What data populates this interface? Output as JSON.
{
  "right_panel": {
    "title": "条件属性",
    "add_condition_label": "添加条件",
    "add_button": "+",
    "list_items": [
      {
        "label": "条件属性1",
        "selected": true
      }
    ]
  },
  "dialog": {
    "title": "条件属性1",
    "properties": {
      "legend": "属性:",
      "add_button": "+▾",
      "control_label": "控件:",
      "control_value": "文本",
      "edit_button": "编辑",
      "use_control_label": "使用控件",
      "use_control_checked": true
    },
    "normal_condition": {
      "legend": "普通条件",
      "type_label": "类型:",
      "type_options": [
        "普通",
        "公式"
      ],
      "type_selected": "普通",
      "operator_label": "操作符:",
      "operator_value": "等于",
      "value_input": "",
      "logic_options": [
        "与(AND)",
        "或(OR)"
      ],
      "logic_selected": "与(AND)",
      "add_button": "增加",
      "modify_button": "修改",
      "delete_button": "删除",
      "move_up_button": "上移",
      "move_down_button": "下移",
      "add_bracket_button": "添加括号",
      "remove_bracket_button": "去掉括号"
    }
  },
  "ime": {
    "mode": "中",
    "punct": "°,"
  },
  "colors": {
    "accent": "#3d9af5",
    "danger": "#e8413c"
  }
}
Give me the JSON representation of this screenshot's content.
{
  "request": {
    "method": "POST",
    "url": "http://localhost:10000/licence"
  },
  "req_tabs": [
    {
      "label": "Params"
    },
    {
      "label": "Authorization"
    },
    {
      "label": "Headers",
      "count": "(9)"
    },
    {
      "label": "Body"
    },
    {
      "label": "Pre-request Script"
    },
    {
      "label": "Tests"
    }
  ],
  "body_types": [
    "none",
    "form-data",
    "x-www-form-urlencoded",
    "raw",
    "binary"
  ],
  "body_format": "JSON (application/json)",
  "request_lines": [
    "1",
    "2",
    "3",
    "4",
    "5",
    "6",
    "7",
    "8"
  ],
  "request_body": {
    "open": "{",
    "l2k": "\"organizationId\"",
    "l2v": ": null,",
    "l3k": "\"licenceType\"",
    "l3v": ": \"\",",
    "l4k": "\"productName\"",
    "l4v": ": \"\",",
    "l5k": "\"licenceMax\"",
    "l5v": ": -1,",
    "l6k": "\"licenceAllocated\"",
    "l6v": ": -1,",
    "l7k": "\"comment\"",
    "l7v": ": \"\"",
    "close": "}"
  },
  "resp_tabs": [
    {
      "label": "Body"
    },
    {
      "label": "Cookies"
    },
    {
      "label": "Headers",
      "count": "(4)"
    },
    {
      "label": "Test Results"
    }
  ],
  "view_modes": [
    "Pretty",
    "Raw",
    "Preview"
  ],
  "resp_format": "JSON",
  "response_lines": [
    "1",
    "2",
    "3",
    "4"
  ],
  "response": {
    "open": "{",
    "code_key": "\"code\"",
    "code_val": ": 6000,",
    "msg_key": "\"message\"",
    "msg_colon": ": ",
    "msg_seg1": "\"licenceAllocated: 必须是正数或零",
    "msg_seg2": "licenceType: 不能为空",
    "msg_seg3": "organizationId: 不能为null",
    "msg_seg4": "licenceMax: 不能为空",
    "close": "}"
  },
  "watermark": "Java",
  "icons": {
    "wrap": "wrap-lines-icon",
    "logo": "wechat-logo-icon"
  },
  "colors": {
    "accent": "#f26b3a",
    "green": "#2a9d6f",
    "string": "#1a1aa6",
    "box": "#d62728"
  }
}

§ Your instructions: With both ends included, please retype exactly the lines from the line containing "Give me the" to the final line of the data.

§ Solved problem:
Give me the JSON representation of this screenshot's content.
{
  "request": {
    "method": "POST",
    "url": "http://localhost:10000/licence"
  },
  "req_tabs": [
    {
      "label": "Params"
    },
    {
      "label": "Authorization"
    },
    {
      "label": "Headers",
      "count": "(9)"
    },
    {
      "label": "Body"
    },
    {
      "label": "Pre-request Script"
    },
    {
      "label": "Tests"
    }
  ],
  "body_types": [
    "none",
    "form-data",
    "x-www-form-urlencoded",
    "raw",
    "binary"
  ],
  "body_format": "JSON (application/json)",
  "request_lines": [
    "1",
    "2",
    "3",
    "4",
    "5",
    "6",
    "7",
    "8"
  ],
  "request_body": {
    "open": "{",
    "l2k": "\"organizationId\"",
    "l2v": ": null,",
    "l3k": "\"licenceType\"",
    "l3v": ": \"\",",
    "l4k": "\"productName\"",
    "l4v": ": \"\",",
    "l5k": "\"licenceMax\"",
    "l5v": ": -1,",
    "l6k": "\"licenceAllocated\"",
    "l6v": ": -1,",
    "l7k": "\"comment\"",
    "l7v": ": \"\"",
    "close": "}"
  },
  "resp_tabs": [
    {
      "label": "Body"
    },
    {
      "label": "Cookies"
    },
    {
      "label": "Headers",
      "count": "(4)"
    },
    {
      "label": "Test Results"
    }
  ],
  "view_modes": [
    "Pretty",
    "Raw",
    "Preview"
  ],
  "resp_format": "JSON",
  "response_lines": [
    "1",
    "2",
    "3",
    "4"
  ],
  "response": {
    "open": "{",
    "code_key": "\"code\"",
    "code_val": ": 6000,",
    "msg_key": "\"message\"",
    "msg_colon": ": ",
    "msg_seg1": "\"licenceAllocated: 必须是正数或零",
    "msg_seg2": "licenceType: 不能为空",
    "msg_seg3": "organizationId: 不能为null",
    "msg_seg4": "licenceMax: 不能为空",
    "close": "}"
  },
  "watermark": "Java",
  "icons": {
    "wrap": "wrap-lines-icon",
    "logo": "wechat-logo-icon"
  },
  "colors": {
    "accent": "#f26b3a",
    "green": "#2a9d6f",
    "string": "#1a1aa6",
    "box": "#d62728"
  }
}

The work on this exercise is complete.